Problem → Filter these entries so that only lines with the word "Peak" remain.

Data listing →
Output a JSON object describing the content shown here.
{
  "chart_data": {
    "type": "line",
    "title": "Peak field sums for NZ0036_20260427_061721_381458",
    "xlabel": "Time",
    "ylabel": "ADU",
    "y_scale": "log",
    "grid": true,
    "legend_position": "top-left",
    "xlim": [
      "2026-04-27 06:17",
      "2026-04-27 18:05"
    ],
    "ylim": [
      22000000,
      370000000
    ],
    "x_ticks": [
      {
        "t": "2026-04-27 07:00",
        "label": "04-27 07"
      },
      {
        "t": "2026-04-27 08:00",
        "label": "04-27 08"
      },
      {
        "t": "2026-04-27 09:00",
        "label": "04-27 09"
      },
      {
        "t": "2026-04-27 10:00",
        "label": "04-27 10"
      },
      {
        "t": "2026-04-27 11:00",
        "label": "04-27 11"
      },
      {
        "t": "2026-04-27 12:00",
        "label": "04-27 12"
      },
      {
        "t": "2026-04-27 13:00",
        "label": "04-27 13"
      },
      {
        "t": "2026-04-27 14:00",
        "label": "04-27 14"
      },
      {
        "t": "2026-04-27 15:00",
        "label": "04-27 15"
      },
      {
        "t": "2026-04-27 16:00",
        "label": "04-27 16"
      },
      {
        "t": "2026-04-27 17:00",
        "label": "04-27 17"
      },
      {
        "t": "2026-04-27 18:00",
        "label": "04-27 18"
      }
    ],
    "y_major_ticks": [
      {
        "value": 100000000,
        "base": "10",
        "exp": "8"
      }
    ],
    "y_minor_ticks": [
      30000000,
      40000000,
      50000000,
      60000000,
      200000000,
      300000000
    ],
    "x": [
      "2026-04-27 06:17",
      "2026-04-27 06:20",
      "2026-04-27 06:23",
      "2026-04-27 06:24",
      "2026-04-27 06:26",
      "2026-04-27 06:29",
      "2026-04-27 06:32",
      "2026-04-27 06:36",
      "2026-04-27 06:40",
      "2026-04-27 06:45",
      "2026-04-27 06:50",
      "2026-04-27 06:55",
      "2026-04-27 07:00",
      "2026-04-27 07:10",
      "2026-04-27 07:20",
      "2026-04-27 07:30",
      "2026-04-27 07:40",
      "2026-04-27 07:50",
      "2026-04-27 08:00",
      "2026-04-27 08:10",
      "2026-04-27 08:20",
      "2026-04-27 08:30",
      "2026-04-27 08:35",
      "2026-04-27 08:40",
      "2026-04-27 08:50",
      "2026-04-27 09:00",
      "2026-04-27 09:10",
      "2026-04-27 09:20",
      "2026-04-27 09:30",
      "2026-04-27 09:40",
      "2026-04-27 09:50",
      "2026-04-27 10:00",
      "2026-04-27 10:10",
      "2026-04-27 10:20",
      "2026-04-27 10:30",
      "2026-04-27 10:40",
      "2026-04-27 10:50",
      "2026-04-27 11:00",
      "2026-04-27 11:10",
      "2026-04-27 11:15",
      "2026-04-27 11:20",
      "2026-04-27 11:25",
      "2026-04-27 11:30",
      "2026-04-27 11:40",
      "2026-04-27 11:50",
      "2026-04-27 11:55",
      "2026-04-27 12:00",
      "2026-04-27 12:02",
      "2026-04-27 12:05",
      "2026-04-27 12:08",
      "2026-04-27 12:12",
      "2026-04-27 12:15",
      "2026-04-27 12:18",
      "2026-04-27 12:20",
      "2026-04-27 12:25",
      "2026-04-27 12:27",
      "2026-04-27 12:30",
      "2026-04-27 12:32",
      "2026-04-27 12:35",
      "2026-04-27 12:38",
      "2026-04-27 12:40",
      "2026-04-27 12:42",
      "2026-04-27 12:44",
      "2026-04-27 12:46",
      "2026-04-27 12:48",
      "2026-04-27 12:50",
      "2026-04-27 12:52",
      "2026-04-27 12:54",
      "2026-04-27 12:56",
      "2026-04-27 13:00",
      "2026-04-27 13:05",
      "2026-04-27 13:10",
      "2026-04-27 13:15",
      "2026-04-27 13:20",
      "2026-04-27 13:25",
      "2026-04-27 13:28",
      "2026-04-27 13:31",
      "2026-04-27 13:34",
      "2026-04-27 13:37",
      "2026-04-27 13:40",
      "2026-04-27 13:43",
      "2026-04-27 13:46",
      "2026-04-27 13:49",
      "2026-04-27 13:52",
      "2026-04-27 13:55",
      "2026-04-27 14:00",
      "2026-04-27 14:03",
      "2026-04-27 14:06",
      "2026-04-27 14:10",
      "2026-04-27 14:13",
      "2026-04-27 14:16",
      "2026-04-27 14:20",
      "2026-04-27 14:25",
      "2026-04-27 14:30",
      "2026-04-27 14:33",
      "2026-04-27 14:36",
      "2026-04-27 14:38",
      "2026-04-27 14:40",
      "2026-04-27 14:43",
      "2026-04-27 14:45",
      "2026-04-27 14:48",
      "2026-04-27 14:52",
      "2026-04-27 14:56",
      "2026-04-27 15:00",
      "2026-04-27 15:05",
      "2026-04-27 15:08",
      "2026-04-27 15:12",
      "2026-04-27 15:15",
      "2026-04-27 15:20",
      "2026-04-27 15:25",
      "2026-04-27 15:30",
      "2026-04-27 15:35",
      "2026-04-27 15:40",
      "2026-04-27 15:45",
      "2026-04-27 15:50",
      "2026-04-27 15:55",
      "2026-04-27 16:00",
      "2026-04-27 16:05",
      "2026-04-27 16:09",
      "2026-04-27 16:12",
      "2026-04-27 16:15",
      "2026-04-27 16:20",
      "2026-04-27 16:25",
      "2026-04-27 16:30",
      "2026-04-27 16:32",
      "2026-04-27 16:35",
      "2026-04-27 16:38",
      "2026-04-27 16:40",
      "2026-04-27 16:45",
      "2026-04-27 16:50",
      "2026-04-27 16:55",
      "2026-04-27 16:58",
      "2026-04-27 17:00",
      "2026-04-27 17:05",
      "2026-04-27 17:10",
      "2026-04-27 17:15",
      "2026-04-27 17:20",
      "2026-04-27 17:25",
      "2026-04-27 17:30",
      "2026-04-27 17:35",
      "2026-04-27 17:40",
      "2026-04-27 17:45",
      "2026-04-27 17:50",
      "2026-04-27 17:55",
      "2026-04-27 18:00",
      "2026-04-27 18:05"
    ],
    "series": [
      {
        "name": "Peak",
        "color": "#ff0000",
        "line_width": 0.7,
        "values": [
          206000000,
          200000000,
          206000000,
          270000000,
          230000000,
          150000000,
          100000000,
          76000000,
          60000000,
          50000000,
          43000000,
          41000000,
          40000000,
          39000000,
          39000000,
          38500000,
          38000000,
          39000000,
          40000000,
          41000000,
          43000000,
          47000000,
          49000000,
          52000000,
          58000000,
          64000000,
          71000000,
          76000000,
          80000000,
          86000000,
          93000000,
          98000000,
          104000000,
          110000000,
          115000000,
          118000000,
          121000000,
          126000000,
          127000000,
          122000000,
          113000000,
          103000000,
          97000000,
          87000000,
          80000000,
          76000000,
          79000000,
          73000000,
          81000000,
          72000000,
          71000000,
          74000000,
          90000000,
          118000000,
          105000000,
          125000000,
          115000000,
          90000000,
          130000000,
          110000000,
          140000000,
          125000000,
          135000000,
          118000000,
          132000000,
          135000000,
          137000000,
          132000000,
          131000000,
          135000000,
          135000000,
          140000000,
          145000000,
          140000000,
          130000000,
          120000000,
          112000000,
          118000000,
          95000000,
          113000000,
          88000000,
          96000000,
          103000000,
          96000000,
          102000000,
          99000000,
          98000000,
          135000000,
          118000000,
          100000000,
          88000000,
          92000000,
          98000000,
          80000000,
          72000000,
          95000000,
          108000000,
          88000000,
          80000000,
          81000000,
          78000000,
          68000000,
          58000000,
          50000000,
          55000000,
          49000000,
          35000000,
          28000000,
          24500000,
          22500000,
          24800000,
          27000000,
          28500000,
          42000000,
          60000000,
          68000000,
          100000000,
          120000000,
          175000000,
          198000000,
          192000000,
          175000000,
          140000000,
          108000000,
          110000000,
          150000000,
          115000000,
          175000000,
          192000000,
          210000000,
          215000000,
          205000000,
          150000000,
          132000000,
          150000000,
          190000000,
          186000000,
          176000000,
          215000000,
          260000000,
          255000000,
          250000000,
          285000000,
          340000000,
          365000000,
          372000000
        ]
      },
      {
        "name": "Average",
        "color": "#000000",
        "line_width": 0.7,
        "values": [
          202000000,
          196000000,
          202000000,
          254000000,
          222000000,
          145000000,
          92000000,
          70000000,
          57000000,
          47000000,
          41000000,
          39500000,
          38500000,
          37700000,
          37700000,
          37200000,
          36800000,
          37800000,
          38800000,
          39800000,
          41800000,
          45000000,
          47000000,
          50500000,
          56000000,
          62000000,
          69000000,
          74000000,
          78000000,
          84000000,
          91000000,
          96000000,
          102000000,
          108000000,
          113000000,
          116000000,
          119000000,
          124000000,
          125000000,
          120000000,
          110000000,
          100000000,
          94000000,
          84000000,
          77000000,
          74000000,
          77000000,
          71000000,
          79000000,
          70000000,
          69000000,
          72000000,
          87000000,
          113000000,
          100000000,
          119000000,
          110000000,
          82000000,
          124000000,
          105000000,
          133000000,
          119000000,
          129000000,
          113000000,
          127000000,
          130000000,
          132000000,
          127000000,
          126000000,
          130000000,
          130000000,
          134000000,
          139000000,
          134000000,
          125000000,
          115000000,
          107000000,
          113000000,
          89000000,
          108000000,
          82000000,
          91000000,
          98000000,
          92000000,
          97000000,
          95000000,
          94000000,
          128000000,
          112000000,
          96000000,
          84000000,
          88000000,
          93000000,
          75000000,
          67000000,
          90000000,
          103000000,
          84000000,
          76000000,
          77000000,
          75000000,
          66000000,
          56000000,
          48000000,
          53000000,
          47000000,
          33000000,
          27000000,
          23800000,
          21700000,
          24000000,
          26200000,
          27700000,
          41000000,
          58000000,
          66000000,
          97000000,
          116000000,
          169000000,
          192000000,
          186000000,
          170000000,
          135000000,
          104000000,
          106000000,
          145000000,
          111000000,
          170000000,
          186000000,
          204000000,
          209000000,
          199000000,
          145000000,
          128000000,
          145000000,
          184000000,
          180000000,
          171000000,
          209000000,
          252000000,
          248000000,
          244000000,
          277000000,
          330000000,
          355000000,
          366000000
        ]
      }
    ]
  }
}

Task result →
    "title": "Peak field sums for NZ0036_20260427_061721_381458",
        "name": "Peak",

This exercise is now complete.